### Tekst źródłowy:
Pewnie jak w każdym mieście jest wiele do obejrzenia, ale tym razem w wielkim skrócie:
poznańska BIMBA czyli tramwaj
koncert organowy, a po koncercie...
kawa w Cafe Misja :)
ni stąd ni zowąd włoski powiew czyli Hotel Kolegiacki
niby zwykła toaleta...
cyrulik koszykarski z Rataj :)
bezsprzecznie woda coś w sobie ma, szczególnie z fontanny, podobno nocami jest nagminnie wypijana przez zmożonych cydrem bywalców Starego Rynku :)

### Zadanie:
Wypisz wszystkie pozycje, które tekst źródłowy o Poznaniu wymienia w swoim skrótowym przeglądzie rzeczy wartych zobaczenia.

### Dostarczone dane:
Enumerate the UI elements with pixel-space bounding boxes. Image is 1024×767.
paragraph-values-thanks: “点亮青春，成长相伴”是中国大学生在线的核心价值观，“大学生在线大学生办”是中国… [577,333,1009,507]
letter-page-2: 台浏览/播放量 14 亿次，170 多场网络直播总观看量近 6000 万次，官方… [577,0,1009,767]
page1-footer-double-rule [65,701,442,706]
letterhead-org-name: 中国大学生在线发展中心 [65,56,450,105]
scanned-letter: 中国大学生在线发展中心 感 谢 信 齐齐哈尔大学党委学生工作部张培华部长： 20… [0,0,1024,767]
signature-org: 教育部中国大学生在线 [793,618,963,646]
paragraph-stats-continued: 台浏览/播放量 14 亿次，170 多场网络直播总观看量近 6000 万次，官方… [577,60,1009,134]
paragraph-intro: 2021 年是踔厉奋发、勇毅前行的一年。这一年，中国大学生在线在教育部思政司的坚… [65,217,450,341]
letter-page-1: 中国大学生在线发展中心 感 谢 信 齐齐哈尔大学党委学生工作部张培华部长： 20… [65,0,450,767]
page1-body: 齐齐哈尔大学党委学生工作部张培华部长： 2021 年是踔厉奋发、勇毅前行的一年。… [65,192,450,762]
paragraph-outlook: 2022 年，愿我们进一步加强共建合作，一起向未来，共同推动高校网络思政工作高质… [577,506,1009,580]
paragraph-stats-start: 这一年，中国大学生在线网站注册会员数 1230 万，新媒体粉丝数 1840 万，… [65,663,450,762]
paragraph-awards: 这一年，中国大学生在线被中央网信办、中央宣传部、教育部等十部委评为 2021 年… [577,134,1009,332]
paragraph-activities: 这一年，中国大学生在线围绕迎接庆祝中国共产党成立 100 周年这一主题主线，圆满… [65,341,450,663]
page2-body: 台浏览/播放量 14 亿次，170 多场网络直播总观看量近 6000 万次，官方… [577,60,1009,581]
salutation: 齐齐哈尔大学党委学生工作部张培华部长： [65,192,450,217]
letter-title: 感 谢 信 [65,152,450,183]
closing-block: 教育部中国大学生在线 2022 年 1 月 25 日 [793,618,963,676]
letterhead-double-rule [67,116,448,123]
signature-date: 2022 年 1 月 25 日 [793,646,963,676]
* * *
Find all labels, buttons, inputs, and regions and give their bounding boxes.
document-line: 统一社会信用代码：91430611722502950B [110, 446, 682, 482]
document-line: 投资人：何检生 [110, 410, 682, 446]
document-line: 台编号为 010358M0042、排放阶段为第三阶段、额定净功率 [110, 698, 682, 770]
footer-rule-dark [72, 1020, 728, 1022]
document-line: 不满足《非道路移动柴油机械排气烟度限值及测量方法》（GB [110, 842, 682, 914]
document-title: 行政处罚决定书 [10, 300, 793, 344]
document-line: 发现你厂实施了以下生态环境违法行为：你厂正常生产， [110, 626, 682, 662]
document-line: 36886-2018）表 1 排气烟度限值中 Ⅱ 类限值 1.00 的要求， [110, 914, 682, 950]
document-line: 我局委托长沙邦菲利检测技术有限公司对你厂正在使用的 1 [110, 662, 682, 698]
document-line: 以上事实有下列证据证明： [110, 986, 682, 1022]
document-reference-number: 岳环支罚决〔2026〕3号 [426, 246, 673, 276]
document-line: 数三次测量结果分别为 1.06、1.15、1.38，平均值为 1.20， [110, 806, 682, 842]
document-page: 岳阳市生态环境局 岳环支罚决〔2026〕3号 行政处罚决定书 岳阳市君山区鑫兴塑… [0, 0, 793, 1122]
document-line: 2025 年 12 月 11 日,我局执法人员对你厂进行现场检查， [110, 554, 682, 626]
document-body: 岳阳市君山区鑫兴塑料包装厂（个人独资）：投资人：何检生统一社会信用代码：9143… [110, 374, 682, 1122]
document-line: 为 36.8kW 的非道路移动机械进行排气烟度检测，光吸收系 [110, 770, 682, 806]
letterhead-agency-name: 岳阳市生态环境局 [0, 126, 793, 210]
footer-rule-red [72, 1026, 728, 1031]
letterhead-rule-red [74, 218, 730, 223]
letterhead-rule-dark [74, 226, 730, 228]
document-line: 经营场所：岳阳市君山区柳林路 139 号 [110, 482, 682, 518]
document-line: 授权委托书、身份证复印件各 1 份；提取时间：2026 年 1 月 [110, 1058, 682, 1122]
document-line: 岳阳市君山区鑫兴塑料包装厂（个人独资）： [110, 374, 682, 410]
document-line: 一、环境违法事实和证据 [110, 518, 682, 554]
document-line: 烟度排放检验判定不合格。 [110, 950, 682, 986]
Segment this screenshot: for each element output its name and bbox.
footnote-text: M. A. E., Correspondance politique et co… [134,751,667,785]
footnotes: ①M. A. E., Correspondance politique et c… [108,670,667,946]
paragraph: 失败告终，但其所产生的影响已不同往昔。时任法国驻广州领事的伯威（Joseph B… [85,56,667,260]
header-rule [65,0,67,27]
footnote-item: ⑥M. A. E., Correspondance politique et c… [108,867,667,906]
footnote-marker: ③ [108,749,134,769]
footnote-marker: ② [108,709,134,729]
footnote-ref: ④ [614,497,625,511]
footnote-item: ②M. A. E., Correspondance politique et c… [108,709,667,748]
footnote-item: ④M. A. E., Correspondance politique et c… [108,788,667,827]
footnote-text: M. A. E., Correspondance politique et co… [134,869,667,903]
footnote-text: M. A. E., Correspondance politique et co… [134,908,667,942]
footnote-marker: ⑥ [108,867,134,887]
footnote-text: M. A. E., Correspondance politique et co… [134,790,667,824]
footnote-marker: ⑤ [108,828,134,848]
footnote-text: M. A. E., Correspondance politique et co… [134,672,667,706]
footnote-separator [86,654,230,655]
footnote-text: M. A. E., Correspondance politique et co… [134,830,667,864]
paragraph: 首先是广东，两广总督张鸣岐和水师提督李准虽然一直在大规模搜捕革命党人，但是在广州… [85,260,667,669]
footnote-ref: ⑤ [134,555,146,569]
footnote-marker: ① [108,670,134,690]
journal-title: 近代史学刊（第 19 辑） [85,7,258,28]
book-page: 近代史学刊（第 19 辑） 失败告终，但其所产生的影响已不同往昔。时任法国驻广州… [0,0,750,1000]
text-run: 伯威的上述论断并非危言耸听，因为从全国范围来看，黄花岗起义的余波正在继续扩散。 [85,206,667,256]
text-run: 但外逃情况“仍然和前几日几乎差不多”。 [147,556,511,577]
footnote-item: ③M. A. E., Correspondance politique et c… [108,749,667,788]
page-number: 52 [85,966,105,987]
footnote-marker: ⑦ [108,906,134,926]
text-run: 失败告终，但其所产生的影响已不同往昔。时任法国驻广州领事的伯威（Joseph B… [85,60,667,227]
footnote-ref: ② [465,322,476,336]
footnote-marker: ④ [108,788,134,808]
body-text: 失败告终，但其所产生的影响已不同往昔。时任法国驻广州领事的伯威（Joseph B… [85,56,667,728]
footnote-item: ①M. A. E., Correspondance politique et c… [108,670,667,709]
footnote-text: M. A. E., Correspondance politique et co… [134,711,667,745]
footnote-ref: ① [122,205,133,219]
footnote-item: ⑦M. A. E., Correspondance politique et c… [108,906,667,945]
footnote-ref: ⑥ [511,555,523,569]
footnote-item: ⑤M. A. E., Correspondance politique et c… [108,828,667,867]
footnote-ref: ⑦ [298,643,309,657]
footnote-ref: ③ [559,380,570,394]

### Odpowiedź:
- poznańska BIMBA, czyli tramwaj
- koncert organowy
- kawa w Cafe Misja
- Hotel Kolegiacki
- niby zwykła toaleta
- cyrulik koszykarski z Rataj
- woda z fontanny